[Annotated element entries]
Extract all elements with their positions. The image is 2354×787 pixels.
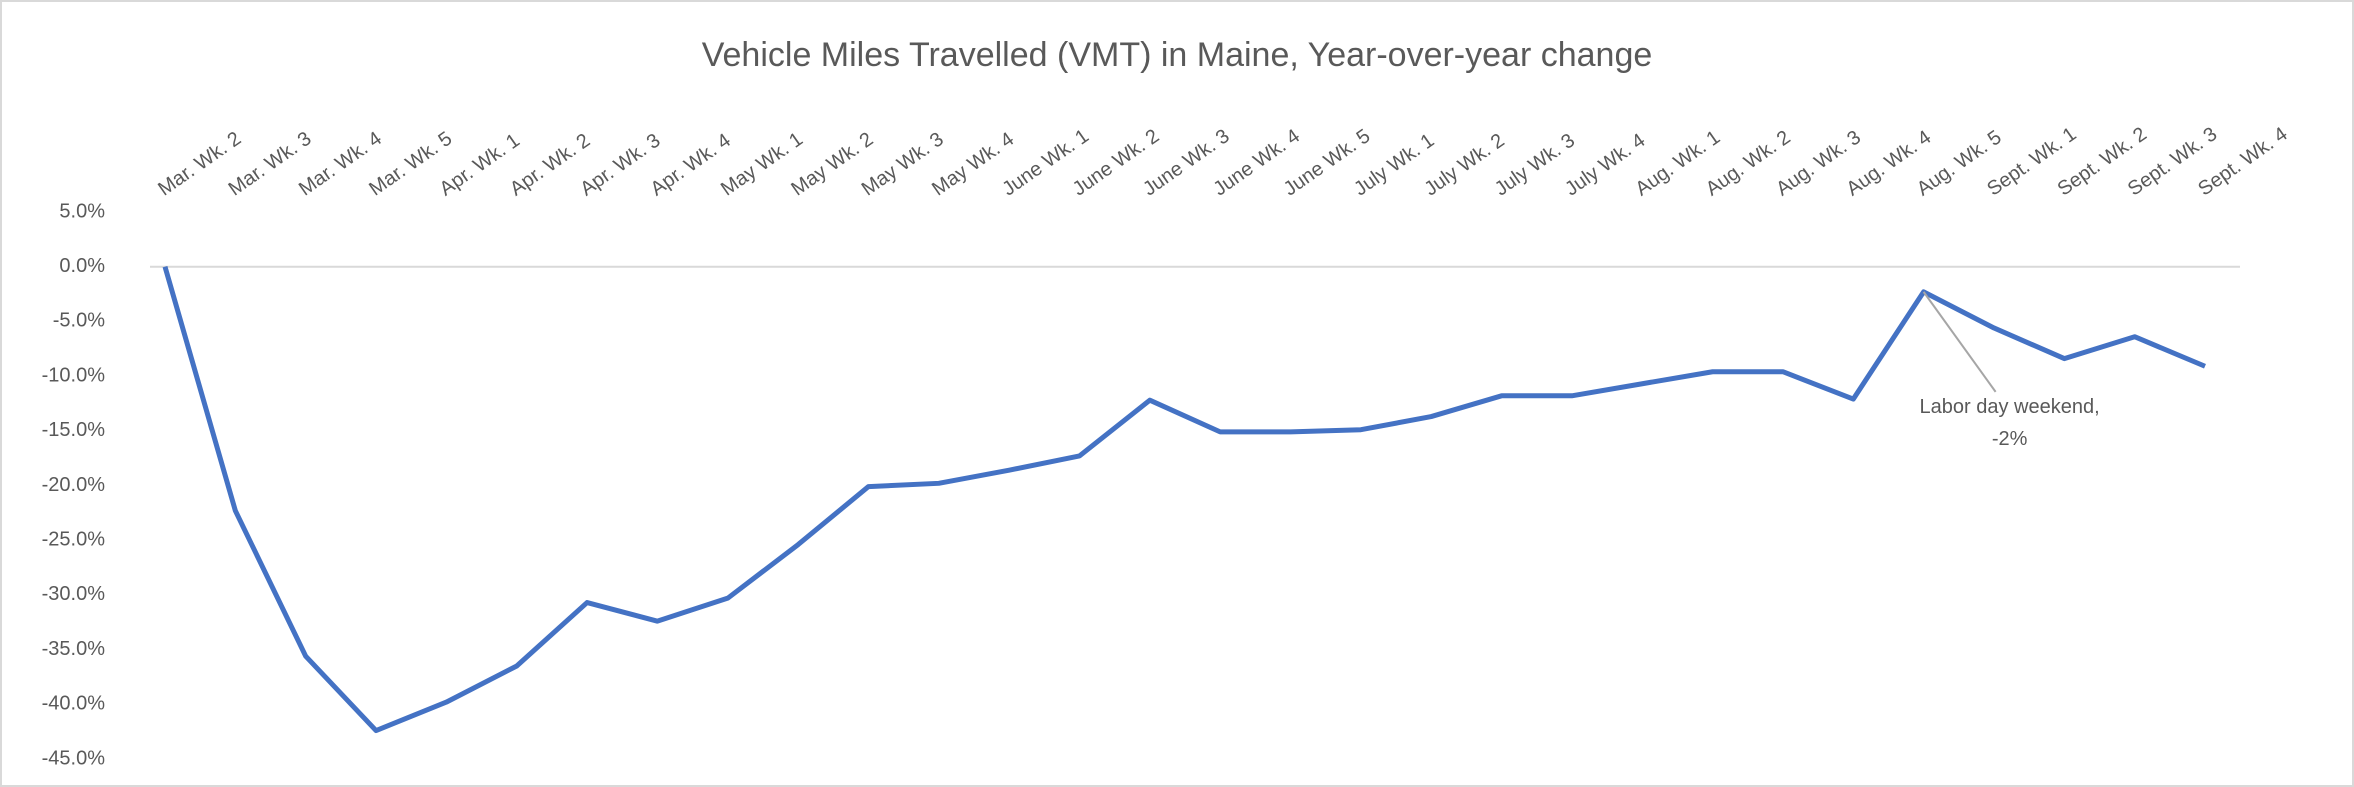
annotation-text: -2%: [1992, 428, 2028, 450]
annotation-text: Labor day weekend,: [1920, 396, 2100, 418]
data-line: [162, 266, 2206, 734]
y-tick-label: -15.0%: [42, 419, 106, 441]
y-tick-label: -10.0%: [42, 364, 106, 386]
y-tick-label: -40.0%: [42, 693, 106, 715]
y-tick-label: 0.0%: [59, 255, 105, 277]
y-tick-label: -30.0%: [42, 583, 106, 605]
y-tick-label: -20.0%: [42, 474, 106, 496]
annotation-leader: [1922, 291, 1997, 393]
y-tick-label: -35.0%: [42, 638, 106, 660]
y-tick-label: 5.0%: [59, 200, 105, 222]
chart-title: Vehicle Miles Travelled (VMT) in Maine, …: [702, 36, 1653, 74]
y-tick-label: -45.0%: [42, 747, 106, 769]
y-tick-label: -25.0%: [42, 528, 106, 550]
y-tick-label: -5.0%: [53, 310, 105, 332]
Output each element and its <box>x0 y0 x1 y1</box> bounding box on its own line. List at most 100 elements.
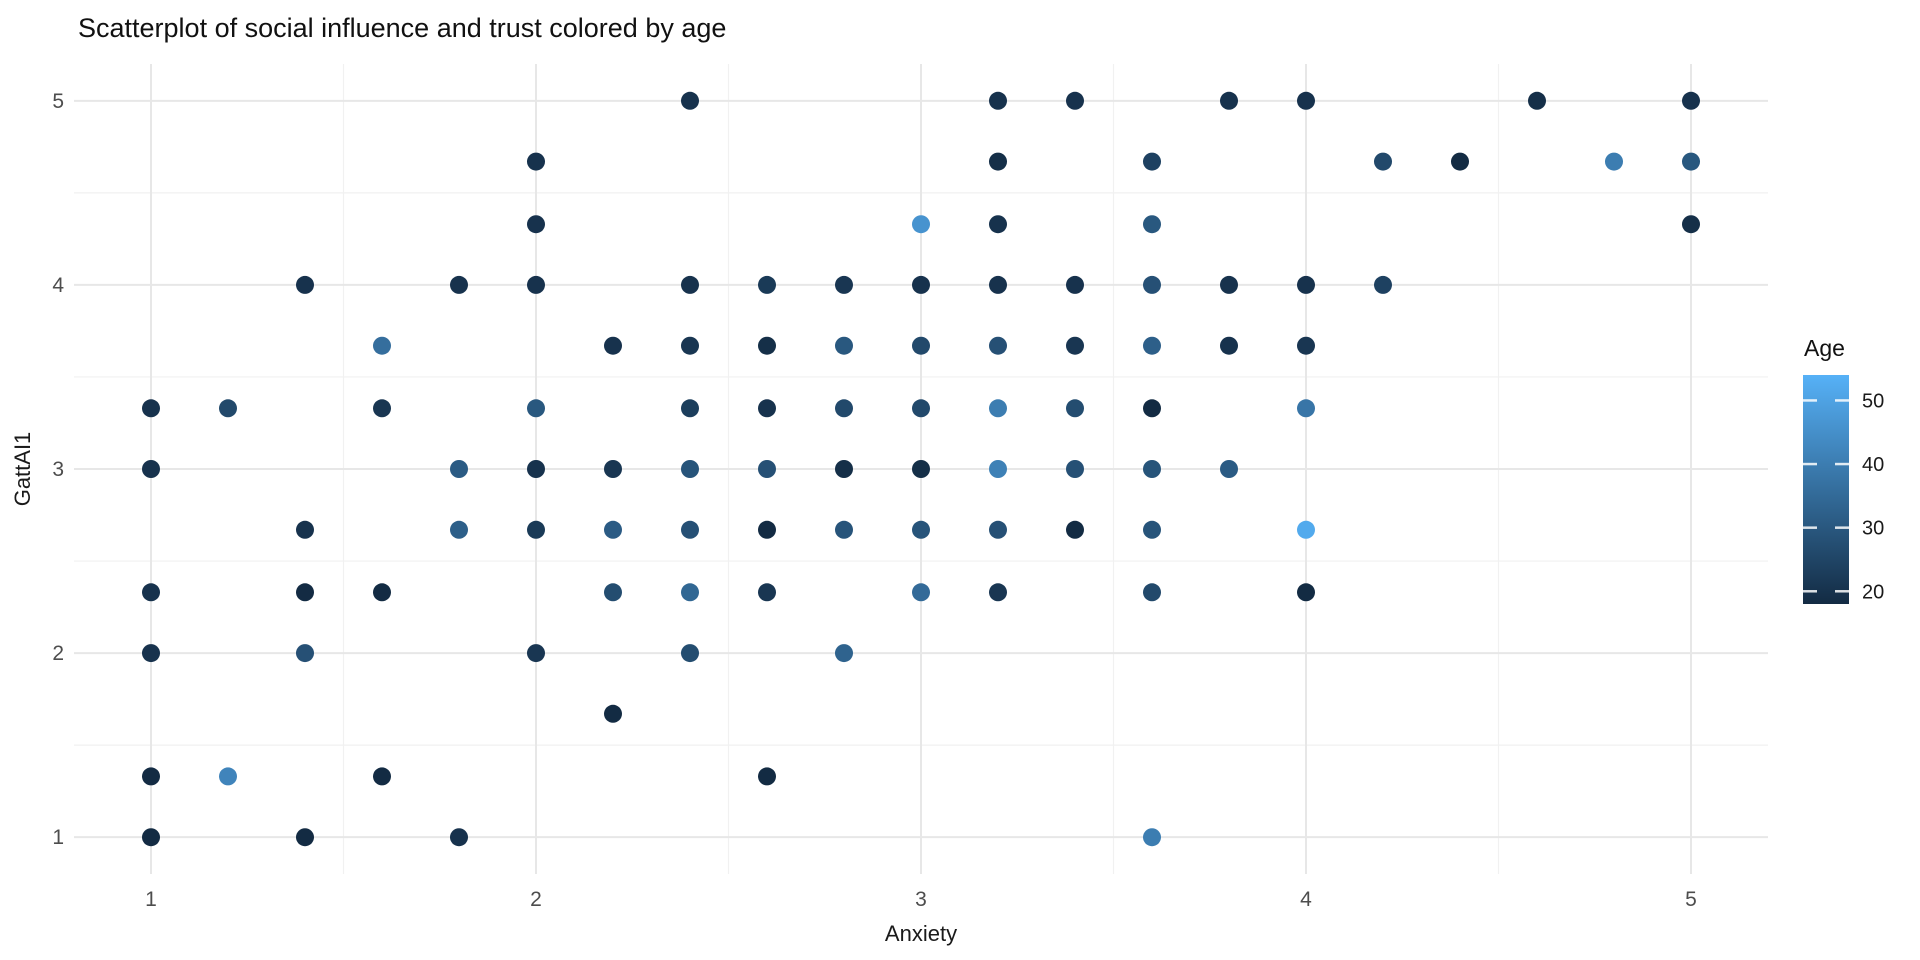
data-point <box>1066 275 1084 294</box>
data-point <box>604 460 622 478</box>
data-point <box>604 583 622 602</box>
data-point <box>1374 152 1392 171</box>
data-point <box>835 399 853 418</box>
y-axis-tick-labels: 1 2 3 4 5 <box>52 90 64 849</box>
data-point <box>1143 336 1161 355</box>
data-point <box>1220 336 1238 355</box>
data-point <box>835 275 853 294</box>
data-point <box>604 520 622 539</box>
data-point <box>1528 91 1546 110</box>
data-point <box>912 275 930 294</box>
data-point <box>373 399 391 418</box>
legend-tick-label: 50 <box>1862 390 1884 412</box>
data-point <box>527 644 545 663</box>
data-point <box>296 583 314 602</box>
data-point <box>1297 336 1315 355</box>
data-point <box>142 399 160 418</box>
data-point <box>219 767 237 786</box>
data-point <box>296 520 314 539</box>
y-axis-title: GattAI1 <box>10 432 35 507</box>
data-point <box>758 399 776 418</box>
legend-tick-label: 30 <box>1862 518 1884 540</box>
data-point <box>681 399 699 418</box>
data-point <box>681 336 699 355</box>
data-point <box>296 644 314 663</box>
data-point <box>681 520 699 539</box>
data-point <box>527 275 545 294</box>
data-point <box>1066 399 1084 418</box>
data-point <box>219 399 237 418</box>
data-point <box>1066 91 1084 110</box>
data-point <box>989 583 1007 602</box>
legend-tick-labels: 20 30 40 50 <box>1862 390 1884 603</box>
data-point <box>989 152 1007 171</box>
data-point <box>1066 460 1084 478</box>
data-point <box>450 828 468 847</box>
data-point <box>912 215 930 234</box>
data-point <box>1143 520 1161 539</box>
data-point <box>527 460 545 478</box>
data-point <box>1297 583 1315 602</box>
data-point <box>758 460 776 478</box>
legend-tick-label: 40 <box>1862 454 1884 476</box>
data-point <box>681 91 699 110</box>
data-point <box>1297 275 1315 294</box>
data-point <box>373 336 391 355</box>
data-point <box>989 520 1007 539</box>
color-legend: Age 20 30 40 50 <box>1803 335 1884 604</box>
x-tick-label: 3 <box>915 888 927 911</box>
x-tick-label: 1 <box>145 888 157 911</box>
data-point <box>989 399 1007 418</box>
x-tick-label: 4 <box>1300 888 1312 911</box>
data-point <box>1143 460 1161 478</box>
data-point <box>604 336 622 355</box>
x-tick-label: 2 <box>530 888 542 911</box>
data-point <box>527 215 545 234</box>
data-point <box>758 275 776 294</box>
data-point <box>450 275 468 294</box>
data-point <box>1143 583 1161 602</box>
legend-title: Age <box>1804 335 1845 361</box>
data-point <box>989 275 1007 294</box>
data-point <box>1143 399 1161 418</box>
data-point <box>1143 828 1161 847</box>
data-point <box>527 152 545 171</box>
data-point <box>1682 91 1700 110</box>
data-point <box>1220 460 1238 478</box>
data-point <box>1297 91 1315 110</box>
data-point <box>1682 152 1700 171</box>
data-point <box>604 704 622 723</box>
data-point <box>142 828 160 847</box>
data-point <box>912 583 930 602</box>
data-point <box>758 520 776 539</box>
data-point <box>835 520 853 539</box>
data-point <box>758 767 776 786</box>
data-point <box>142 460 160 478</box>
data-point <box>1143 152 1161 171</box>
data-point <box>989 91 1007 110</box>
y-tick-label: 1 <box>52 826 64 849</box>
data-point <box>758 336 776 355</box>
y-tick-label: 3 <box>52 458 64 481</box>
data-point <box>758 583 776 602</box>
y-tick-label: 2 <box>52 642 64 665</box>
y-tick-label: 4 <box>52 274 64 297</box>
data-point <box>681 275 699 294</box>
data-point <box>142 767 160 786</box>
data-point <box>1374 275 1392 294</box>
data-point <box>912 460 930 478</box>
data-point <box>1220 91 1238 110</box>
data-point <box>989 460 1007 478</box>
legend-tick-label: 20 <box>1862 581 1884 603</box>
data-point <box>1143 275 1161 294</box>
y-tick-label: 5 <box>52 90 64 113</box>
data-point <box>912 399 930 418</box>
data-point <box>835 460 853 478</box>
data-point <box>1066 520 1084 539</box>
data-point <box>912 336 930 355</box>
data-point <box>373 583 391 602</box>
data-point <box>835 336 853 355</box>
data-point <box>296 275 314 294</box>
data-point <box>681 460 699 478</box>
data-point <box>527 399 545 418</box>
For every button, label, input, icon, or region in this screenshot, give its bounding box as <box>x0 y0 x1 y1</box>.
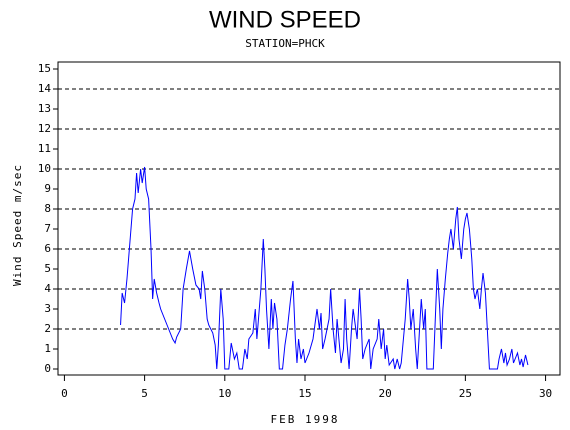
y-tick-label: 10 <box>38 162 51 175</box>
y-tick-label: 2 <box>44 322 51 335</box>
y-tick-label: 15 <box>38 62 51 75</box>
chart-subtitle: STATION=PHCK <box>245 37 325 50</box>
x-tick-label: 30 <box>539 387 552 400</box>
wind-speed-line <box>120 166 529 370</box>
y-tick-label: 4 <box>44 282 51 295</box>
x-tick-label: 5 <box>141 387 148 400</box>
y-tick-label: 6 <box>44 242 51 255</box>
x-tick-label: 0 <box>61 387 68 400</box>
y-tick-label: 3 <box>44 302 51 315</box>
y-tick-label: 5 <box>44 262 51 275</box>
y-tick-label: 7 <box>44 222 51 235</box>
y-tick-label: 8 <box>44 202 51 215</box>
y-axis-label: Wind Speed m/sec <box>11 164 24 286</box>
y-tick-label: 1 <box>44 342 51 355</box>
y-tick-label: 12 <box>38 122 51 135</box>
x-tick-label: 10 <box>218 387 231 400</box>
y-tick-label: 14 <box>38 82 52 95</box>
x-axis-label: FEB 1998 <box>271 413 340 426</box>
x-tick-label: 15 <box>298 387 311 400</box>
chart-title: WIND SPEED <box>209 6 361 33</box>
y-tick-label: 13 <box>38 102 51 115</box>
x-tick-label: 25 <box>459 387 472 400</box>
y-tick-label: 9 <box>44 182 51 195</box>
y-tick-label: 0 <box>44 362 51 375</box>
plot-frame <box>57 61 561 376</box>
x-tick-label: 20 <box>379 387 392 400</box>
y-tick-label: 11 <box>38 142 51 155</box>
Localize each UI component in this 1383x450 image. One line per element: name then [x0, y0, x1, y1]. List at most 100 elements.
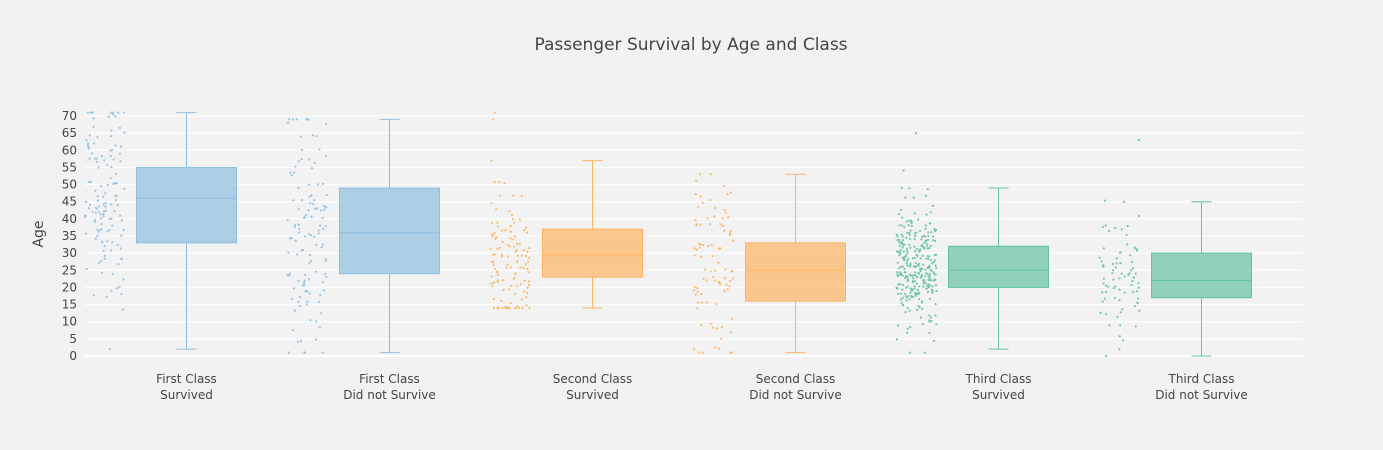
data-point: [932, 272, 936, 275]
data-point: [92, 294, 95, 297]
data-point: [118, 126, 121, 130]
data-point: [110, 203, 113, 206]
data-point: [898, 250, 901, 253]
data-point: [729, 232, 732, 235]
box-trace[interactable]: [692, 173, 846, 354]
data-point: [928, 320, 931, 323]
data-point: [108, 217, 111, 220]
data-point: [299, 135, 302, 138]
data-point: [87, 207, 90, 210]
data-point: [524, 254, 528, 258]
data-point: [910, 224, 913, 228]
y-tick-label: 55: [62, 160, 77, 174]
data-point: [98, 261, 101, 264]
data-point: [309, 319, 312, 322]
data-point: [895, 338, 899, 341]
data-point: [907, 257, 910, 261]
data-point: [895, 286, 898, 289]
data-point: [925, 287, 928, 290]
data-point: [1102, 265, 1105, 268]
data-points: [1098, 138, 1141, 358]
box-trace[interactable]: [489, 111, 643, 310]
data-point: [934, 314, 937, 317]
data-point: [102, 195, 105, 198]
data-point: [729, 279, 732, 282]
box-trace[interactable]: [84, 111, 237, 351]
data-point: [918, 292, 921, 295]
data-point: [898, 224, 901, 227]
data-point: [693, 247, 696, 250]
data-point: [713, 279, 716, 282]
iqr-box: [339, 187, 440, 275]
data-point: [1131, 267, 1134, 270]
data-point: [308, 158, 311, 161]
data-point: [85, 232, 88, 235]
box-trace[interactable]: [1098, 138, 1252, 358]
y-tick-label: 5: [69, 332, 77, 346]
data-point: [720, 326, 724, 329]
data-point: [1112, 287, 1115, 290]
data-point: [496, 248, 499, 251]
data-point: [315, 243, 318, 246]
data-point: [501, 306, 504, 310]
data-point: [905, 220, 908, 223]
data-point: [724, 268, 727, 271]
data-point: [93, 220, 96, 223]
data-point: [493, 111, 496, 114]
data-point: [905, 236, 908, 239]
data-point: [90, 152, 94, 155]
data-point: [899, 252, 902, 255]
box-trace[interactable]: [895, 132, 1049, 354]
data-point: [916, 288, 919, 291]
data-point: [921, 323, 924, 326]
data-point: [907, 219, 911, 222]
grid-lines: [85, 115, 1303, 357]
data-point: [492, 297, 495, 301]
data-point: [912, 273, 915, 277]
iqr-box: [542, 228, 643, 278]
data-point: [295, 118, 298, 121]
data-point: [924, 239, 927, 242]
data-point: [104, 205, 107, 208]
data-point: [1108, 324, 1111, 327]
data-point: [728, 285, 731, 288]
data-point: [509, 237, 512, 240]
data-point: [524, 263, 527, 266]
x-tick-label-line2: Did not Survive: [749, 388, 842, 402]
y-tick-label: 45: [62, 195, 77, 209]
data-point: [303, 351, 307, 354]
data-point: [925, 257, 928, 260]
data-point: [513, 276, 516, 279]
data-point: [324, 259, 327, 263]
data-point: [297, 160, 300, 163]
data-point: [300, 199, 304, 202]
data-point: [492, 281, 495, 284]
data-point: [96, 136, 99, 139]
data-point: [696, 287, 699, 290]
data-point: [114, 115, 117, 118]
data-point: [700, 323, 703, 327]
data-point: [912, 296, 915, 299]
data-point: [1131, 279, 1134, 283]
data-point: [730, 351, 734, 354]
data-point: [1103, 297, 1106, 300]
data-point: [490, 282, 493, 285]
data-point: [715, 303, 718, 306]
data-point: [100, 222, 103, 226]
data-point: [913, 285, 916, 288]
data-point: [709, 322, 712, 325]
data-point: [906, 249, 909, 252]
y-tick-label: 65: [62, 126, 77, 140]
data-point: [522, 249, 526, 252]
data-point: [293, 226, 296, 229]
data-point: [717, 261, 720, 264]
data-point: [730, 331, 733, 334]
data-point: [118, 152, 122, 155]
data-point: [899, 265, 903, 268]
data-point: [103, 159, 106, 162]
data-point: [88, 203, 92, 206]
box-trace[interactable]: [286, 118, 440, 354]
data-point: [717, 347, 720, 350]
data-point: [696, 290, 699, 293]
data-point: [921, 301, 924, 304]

[Given task]: In the records, rename "x-tick-label" to "x-axis-tick" from the line with "y-tick-label: 10 <box>38 162 51 175</box>" up to and including the line with "Localize each UI". Give back only those lines, with nothing else changed.

[Completed exercise]:
y-tick-label: 10 <box>38 162 51 175</box>
y-tick-label: 2 <box>44 322 51 335</box>
y-tick-label: 15 <box>38 62 51 75</box>
chart-subtitle: STATION=PHCK <box>245 37 325 50</box>
x-axis-tick: 30 <box>539 387 552 400</box>
wind-speed-line <box>120 166 529 370</box>
y-tick-label: 4 <box>44 282 51 295</box>
x-axis-tick: 5 <box>141 387 148 400</box>
y-tick-label: 6 <box>44 242 51 255</box>
x-axis-tick: 0 <box>61 387 68 400</box>
y-tick-label: 3 <box>44 302 51 315</box>
y-tick-label: 5 <box>44 262 51 275</box>
y-tick-label: 7 <box>44 222 51 235</box>
y-tick-label: 8 <box>44 202 51 215</box>
y-axis-label: Wind Speed m/sec <box>11 164 24 286</box>
y-tick-label: 1 <box>44 342 51 355</box>
y-tick-label: 12 <box>38 122 51 135</box>
x-axis-tick: 10 <box>218 387 231 400</box>
y-tick-label: 14 <box>38 82 52 95</box>
x-axis-label: FEB 1998 <box>271 413 340 426</box>
x-axis-tick: 15 <box>298 387 311 400</box>
chart-title: WIND SPEED <box>209 6 361 33</box>
y-tick-label: 13 <box>38 102 51 115</box>
x-axis-tick: 25 <box>459 387 472 400</box>
y-tick-label: 9 <box>44 182 51 195</box>
y-tick-label: 0 <box>44 362 51 375</box>
plot-frame <box>57 61 561 376</box>
x-axis-tick: 20 <box>379 387 392 400</box>
y-tick-label: 11 <box>38 142 51 155</box>
Localize each UI component in this 1383x450 image. One line per element: name then [x0, y0, x1, y1]. List at most 100 elements.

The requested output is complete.